EXERCISE DIRECTIONS
All of the material below is to be retyped exactly.

RECORDS PROVIDED
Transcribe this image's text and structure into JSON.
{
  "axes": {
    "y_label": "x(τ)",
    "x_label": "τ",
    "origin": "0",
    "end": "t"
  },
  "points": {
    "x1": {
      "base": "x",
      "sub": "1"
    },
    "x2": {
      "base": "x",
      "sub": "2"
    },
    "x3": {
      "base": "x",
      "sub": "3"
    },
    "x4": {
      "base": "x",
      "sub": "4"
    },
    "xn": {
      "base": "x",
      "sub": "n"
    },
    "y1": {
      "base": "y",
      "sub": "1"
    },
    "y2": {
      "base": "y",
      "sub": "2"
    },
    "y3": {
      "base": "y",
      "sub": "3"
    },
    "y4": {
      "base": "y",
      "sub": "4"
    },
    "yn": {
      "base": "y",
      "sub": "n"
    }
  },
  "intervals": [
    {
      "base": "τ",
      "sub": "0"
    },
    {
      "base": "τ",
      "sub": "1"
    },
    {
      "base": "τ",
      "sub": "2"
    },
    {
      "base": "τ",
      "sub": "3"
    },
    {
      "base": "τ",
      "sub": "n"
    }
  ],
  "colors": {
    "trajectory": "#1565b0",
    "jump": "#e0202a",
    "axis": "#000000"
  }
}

WRITTEN REPLY
Transcribe this image's text and structure into JSON.
{
  "axes": {
    "y_label": "x(τ)",
    "x_label": "τ",
    "origin": "0",
    "end": "t"
  },
  "points": {
    "x1": {
      "base": "x",
      "sub": "1"
    },
    "x2": {
      "base": "x",
      "sub": "2"
    },
    "x3": {
      "base": "x",
      "sub": "3"
    },
    "x4": {
      "base": "x",
      "sub": "4"
    },
    "xn": {
      "base": "x",
      "sub": "n"
    },
    "y1": {
      "base": "y",
      "sub": "1"
    },
    "y2": {
      "base": "y",
      "sub": "2"
    },
    "y3": {
      "base": "y",
      "sub": "3"
    },
    "y4": {
      "base": "y",
      "sub": "4"
    },
    "yn": {
      "base": "y",
      "sub": "n"
    }
  },
  "intervals": [
    {
      "base": "τ",
      "sub": "0"
    },
    {
      "base": "τ",
      "sub": "1"
    },
    {
      "base": "τ",
      "sub": "2"
    },
    {
      "base": "τ",
      "sub": "3"
    },
    {
      "base": "τ",
      "sub": "n"
    }
  ],
  "colors": {
    "trajectory": "#1565b0",
    "jump": "#e0202a",
    "axis": "#000000"
  }
}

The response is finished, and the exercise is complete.